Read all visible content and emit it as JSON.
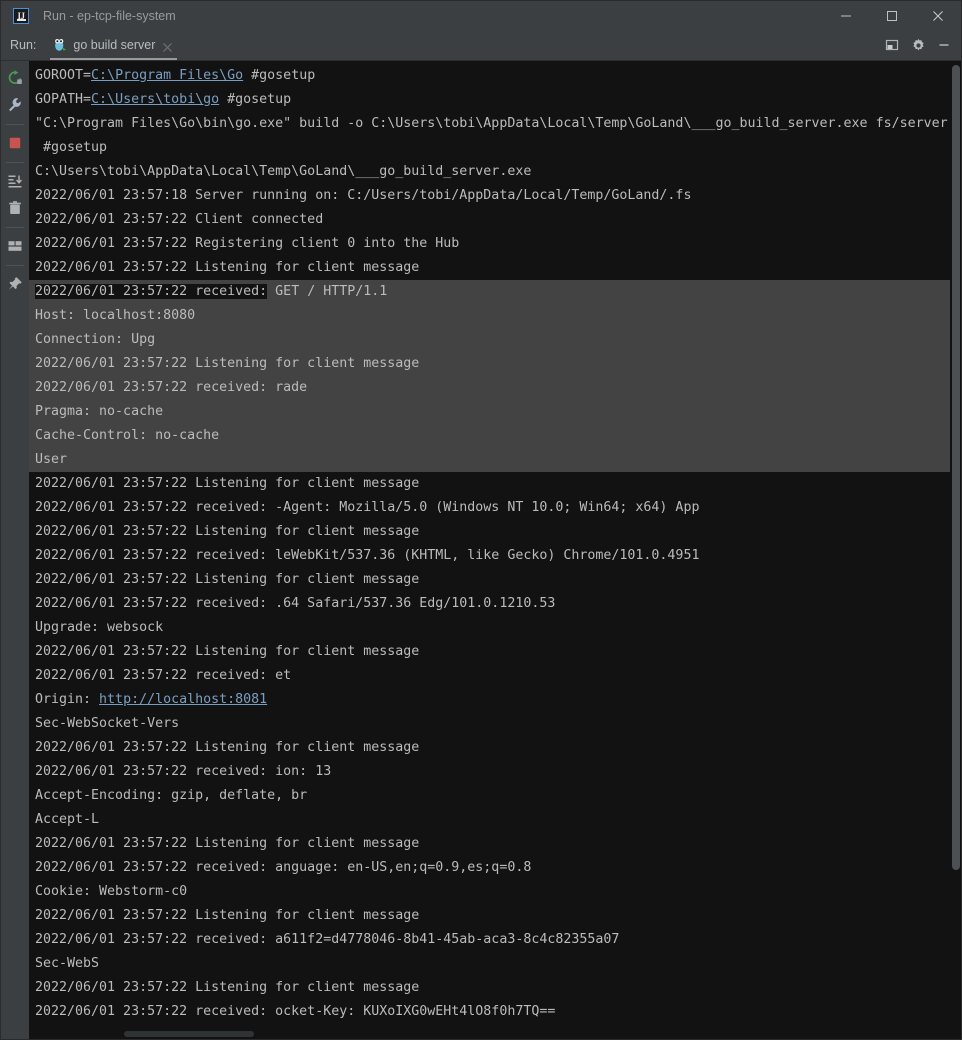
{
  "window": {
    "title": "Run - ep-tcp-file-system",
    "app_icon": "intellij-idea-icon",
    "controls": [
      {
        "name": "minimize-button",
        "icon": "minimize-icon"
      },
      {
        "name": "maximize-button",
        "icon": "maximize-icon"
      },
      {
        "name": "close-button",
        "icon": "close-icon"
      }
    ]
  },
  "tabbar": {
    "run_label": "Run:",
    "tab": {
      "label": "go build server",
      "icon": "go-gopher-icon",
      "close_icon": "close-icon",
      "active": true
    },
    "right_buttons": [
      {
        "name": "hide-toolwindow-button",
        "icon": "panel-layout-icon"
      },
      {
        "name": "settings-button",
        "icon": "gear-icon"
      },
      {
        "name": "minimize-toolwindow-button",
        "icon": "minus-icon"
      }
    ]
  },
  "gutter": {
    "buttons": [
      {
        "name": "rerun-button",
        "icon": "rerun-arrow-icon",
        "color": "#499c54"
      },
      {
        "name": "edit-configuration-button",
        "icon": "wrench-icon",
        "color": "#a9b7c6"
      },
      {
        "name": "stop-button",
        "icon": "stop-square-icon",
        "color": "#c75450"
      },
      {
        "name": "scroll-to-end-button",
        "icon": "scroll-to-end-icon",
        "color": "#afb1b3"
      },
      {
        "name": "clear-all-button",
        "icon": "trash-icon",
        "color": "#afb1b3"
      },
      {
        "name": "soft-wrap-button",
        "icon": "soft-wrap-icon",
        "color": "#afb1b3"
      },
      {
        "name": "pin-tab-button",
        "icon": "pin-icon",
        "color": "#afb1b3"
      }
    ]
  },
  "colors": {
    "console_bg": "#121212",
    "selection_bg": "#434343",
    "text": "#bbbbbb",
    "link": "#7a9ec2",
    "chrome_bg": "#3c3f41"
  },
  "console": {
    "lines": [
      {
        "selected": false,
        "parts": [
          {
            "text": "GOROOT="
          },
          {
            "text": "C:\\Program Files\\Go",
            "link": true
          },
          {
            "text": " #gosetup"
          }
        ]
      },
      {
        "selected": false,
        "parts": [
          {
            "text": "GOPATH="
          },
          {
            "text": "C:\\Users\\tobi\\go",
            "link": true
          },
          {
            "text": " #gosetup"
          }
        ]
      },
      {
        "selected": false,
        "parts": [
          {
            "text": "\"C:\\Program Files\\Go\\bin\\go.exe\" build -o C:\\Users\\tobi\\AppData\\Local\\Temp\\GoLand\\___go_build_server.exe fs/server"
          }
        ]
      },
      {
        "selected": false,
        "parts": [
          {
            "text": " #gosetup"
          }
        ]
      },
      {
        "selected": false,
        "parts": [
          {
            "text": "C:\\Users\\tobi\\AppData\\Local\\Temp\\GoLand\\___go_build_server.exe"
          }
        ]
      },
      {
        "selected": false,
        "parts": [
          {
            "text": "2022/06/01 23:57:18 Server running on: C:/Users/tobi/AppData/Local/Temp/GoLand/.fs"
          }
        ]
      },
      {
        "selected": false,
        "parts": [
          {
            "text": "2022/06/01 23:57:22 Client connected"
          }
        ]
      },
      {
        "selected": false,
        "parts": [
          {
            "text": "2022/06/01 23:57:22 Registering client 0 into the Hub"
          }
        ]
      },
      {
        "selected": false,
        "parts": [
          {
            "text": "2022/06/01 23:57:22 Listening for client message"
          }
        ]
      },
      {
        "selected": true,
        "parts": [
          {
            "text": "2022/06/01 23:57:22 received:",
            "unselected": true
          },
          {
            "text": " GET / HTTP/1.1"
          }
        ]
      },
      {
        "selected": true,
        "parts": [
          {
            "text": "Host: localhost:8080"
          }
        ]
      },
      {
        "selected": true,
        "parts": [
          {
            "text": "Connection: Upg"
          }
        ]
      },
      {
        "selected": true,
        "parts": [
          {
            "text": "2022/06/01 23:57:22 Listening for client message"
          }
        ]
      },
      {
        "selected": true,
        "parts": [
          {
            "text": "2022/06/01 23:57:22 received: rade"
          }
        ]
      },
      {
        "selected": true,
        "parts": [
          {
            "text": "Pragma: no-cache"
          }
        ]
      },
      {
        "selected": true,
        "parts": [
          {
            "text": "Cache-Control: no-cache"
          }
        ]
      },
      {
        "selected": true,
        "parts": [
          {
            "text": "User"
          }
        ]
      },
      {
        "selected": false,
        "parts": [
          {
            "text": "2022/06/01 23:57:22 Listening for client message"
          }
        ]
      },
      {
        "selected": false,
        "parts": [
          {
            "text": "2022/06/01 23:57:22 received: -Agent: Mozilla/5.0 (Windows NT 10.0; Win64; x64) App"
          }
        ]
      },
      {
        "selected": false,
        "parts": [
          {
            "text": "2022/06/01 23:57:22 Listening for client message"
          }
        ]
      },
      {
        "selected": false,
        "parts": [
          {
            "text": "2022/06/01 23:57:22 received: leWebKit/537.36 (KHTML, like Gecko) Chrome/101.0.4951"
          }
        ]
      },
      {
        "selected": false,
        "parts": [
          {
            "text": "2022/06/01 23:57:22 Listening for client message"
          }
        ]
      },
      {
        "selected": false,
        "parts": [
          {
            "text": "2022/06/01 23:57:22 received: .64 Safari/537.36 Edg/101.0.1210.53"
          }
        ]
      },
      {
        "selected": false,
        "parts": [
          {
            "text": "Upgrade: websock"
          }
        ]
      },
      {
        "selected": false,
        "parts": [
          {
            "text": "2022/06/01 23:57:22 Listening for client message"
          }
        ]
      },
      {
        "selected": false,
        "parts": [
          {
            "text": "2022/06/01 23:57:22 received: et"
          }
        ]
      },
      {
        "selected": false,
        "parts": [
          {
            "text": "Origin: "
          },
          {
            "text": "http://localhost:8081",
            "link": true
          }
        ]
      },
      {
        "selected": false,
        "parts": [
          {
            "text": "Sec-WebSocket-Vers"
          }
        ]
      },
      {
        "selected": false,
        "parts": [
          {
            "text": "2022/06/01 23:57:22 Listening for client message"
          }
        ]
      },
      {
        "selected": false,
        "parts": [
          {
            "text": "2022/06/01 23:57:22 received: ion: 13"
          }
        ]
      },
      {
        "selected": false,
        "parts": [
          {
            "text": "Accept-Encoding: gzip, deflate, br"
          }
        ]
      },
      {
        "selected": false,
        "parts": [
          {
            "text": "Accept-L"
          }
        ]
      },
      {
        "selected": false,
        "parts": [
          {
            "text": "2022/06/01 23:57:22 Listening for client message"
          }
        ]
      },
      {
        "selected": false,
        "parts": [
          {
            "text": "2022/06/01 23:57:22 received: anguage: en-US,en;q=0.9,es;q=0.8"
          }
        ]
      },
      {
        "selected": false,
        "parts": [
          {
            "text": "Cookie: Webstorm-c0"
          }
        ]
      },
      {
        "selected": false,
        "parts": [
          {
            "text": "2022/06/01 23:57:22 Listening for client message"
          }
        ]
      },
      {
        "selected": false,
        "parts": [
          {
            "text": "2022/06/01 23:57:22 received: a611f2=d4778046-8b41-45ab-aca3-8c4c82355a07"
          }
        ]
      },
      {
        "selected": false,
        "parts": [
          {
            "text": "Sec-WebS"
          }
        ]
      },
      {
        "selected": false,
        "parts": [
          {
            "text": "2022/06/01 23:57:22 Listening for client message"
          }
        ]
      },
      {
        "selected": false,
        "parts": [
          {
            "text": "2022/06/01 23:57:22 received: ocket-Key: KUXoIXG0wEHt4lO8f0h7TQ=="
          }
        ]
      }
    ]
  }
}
■ ■ ■ ■ ■ ■ ■
Identify all lines where the word "toolwindow" shows up. Copy them.

> **CORRECT RESPONSE**
        "name": "hide-toolwindow-button",
        "name": "minimize-toolwindow-button",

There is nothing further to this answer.